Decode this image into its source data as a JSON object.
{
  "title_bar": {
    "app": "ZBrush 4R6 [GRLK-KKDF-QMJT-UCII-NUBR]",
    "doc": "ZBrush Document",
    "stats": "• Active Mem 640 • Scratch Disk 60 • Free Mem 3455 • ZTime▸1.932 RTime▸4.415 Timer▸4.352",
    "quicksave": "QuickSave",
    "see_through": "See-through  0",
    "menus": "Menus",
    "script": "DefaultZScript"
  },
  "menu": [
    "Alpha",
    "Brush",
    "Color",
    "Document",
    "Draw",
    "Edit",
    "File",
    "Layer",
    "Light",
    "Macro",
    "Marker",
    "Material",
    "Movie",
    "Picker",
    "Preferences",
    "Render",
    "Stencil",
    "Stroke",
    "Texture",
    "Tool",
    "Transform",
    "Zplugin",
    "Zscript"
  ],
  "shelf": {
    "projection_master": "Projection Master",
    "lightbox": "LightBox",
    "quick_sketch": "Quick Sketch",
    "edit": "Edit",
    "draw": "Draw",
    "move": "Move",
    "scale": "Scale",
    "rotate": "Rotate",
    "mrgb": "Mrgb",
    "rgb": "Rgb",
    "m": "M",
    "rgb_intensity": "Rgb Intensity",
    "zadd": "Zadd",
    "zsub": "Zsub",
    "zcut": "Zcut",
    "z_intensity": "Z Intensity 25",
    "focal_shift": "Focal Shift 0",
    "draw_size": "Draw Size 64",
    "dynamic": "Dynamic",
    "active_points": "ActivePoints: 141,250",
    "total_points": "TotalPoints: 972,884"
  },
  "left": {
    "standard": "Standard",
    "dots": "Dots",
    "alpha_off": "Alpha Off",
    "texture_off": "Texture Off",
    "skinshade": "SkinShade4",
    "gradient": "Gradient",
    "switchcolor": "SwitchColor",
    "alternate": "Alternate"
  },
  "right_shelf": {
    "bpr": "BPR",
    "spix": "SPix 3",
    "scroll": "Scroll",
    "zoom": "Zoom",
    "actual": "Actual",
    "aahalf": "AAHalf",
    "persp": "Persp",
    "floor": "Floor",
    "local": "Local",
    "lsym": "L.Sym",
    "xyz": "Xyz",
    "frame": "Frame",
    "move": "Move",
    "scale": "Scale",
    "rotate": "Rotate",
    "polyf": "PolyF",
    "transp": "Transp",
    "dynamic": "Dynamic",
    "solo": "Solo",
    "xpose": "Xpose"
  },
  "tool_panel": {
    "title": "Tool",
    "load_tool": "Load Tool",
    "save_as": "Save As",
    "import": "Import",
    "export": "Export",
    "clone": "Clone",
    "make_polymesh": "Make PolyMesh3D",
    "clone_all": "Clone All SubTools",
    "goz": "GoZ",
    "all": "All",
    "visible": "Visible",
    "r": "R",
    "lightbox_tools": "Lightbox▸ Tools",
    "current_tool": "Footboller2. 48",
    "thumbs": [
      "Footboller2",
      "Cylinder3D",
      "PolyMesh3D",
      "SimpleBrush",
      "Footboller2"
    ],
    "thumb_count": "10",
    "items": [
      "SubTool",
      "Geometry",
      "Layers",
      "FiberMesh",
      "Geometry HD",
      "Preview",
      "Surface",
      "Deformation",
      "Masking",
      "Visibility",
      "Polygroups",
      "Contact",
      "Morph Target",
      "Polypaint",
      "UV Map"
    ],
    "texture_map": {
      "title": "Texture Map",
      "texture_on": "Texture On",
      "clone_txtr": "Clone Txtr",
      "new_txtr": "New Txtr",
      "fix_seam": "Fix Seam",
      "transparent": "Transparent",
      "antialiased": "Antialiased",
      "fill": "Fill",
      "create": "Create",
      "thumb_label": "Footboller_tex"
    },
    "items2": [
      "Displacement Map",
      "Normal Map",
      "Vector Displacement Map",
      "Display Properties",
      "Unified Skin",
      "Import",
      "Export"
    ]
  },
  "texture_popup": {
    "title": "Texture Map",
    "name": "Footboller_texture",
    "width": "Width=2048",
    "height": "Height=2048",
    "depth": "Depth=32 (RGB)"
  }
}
+--
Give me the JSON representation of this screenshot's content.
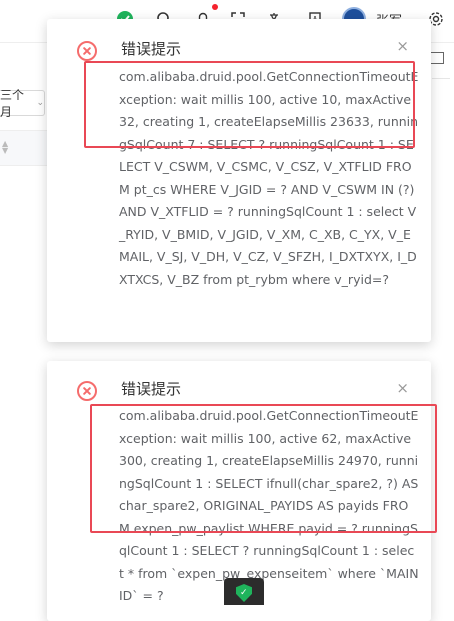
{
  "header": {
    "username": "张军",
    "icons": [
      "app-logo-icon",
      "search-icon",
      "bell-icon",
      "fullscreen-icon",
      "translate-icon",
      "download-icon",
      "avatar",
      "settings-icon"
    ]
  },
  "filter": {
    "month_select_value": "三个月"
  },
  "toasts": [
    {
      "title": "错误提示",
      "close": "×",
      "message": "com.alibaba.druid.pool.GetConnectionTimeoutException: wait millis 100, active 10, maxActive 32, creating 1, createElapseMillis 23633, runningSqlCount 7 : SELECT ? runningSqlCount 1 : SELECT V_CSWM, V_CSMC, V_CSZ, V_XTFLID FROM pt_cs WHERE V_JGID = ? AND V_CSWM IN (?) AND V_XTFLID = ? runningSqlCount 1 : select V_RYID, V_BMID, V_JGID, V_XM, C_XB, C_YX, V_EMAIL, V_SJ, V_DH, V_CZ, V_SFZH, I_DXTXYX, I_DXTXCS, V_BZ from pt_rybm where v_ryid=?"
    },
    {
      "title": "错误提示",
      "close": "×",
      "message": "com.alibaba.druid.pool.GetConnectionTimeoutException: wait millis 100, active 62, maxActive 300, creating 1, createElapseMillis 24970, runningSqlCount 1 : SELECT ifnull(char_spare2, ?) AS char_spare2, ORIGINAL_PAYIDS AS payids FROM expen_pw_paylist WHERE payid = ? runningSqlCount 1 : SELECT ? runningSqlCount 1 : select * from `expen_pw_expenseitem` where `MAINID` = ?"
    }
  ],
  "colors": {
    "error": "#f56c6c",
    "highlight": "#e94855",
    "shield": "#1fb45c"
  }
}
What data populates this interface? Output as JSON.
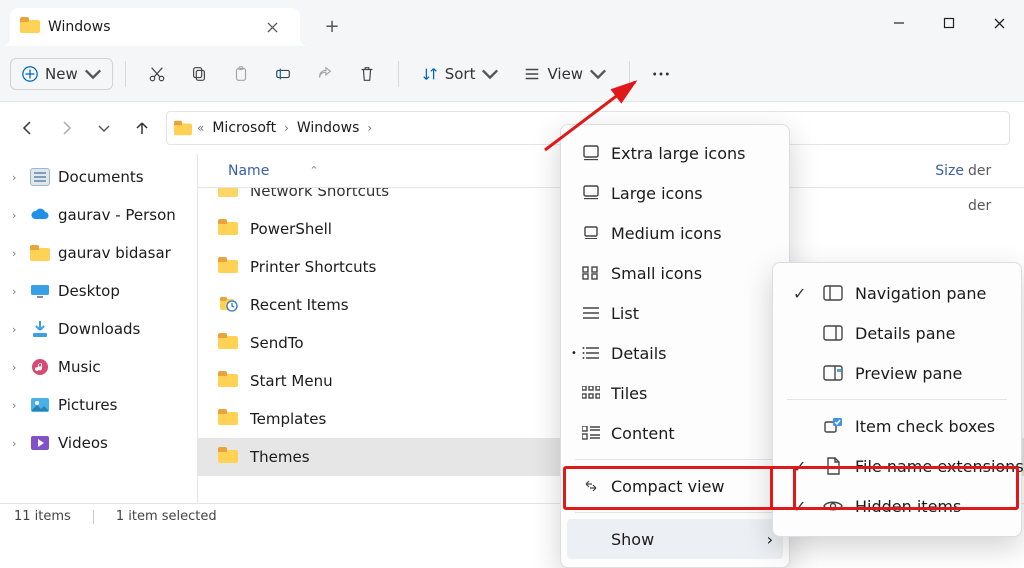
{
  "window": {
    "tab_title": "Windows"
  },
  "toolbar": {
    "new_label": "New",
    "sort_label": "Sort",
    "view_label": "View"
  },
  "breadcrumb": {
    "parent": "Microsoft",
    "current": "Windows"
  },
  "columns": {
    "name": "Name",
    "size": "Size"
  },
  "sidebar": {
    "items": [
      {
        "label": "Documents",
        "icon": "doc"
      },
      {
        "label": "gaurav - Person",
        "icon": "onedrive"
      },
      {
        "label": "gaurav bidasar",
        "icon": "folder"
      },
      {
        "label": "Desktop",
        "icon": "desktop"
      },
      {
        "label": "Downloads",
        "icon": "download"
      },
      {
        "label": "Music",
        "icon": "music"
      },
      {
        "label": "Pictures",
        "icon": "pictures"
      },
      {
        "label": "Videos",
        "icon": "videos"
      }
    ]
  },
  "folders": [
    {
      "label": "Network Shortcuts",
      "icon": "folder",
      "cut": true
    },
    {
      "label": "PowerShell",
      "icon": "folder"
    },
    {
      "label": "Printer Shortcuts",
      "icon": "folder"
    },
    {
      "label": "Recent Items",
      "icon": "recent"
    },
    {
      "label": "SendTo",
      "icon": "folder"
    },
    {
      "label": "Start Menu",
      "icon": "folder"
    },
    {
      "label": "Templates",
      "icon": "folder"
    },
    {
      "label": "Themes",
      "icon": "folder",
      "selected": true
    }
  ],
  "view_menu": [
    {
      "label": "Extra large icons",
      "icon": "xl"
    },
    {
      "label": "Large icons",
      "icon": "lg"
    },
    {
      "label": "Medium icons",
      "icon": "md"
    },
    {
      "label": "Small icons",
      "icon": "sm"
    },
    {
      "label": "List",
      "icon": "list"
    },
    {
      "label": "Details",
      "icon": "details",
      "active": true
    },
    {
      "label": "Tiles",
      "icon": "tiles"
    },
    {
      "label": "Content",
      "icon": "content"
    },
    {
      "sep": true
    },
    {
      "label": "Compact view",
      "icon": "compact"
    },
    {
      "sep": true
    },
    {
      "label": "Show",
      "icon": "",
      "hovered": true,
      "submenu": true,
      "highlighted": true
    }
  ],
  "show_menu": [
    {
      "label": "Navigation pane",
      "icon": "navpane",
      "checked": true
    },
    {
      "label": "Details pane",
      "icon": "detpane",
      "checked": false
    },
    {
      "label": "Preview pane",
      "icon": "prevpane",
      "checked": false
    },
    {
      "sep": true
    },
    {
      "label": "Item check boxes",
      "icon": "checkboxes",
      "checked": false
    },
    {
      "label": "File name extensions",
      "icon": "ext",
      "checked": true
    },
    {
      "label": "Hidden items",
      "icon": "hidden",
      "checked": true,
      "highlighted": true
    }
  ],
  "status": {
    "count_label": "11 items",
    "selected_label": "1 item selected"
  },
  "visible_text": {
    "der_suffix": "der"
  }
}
+--
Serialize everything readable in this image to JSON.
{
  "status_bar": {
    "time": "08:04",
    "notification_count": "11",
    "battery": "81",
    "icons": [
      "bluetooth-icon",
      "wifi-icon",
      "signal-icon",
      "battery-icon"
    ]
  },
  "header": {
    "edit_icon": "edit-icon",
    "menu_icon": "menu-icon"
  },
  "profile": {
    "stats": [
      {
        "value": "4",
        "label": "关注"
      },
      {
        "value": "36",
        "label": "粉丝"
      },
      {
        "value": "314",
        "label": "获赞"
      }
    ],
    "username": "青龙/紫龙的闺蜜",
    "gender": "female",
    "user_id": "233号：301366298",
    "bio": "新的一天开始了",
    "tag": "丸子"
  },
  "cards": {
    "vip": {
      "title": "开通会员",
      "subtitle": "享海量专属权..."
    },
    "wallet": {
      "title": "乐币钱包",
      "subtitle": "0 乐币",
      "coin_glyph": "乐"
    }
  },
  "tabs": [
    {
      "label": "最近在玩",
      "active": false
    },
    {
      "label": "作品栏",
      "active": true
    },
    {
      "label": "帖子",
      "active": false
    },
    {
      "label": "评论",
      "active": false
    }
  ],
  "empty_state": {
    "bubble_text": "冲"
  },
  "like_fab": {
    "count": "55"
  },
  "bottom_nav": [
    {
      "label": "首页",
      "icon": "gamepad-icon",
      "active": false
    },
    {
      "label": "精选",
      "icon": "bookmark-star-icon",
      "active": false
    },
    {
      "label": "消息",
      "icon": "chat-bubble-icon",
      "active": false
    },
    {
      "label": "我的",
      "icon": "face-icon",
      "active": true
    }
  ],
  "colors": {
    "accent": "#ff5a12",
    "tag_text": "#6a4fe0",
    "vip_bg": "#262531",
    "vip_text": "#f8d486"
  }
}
+--
### DIRECTIONS
State how many lines of the material contain the string "Draw", with no other words.

### EXPECTED ANSWER
3